- [DESCRIPTION OF THE TASK]
Give every line below again, exactly.

- [DATA PROVIDED]

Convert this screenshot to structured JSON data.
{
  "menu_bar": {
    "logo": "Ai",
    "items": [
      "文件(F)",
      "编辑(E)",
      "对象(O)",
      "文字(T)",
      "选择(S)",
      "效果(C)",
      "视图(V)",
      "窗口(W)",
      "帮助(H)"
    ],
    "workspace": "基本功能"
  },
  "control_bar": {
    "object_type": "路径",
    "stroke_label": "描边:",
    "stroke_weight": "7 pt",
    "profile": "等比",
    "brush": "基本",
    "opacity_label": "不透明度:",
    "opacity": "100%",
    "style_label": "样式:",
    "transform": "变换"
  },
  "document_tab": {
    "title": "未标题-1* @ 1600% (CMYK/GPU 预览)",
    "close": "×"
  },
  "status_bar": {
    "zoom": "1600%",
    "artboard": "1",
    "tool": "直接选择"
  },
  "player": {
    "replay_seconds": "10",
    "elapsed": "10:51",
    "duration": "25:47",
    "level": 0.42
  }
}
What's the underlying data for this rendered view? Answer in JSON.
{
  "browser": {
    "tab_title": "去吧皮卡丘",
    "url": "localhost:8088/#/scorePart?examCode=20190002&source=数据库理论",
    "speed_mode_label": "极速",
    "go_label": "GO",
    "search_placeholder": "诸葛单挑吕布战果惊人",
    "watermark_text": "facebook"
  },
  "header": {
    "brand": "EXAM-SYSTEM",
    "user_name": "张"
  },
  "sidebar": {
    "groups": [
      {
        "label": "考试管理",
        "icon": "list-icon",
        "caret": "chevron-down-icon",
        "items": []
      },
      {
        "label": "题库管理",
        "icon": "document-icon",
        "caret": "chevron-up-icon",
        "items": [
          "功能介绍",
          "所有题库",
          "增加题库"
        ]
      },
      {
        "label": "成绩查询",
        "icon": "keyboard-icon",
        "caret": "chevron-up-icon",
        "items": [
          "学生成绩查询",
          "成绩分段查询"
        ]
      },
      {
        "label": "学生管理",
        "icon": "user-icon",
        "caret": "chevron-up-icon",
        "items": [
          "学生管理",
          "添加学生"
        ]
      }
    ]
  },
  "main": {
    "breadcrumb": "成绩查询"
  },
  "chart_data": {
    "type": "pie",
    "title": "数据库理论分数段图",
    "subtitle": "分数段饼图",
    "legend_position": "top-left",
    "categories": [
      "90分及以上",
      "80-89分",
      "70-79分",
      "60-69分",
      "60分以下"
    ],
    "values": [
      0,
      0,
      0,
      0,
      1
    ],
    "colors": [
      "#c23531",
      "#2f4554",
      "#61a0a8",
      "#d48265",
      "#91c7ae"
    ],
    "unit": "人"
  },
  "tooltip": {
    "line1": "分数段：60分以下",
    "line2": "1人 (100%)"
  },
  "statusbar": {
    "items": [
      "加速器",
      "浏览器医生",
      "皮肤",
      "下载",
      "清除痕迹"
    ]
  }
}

- [TASK RESULT]
Convert this screenshot to structured JSON data.
{
  "menu_bar": {
    "logo": "Ai",
    "items": [
      "文件(F)",
      "编辑(E)",
      "对象(O)",
      "文字(T)",
      "选择(S)",
      "效果(C)",
      "视图(V)",
      "窗口(W)",
      "帮助(H)"
    ],
    "workspace": "基本功能"
  },
  "control_bar": {
    "object_type": "路径",
    "stroke_label": "描边:",
    "stroke_weight": "7 pt",
    "profile": "等比",
    "brush": "基本",
    "opacity_label": "不透明度:",
    "opacity": "100%",
    "style_label": "样式:",
    "transform": "变换"
  },
  "document_tab": {
    "title": "未标题-1* @ 1600% (CMYK/GPU 预览)",
    "close": "×"
  },
  "status_bar": {
    "zoom": "1600%",
    "artboard": "1",
    "tool": "直接选择"
  },
  "player": {
    "replay_seconds": "10",
    "elapsed": "10:51",
    "duration": "25:47",
    "level": 0.42
  }
}
What's the underlying data for this rendered view? Answer in JSON.
{
  "browser": {
    "tab_title": "去吧皮卡丘",
    "url": "localhost:8088/#/scorePart?examCode=20190002&source=数据库理论",
    "speed_mode_label": "极速",
    "go_label": "GO",
    "search_placeholder": "诸葛单挑吕布战果惊人",
    "watermark_text": "facebook"
  },
  "header": {
    "brand": "EXAM-SYSTEM",
    "user_name": "张"
  },
  "sidebar": {
    "groups": [
      {
        "label": "考试管理",
        "icon": "list-icon",
        "caret": "chevron-down-icon",
        "items": []
      },
      {
        "label": "题库管理",
        "icon": "document-icon",
        "caret": "chevron-up-icon",
        "items": [
          "功能介绍",
          "所有题库",
          "增加题库"
        ]
      },
      {
        "label": "成绩查询",
        "icon": "keyboard-icon",
        "caret": "chevron-up-icon",
        "items": [
          "学生成绩查询",
          "成绩分段查询"
        ]
      },
      {
        "label": "学生管理",
        "icon": "user-icon",
        "caret": "chevron-up-icon",
        "items": [
          "学生管理",
          "添加学生"
        ]
      }
    ]
  },
  "main": {
    "breadcrumb": "成绩查询"
  },
  "chart_data": {
    "type": "pie",
    "title": "数据库理论分数段图",
    "subtitle": "分数段饼图",
    "legend_position": "top-left",
    "categories": [
      "90分及以上",
      "80-89分",
      "70-79分",
      "60-69分",
      "60分以下"
    ],
    "values": [
      0,
      0,
      0,
      0,
      1
    ],
    "colors": [
      "#c23531",
      "#2f4554",
      "#61a0a8",
      "#d48265",
      "#91c7ae"
    ],
    "unit": "人"
  },
  "tooltip": {
    "line1": "分数段：60分以下",
    "line2": "1人 (100%)"
  },
  "statusbar": {
    "items": [
      "加速器",
      "浏览器医生",
      "皮肤",
      "下载",
      "清除痕迹"
    ]
  }
}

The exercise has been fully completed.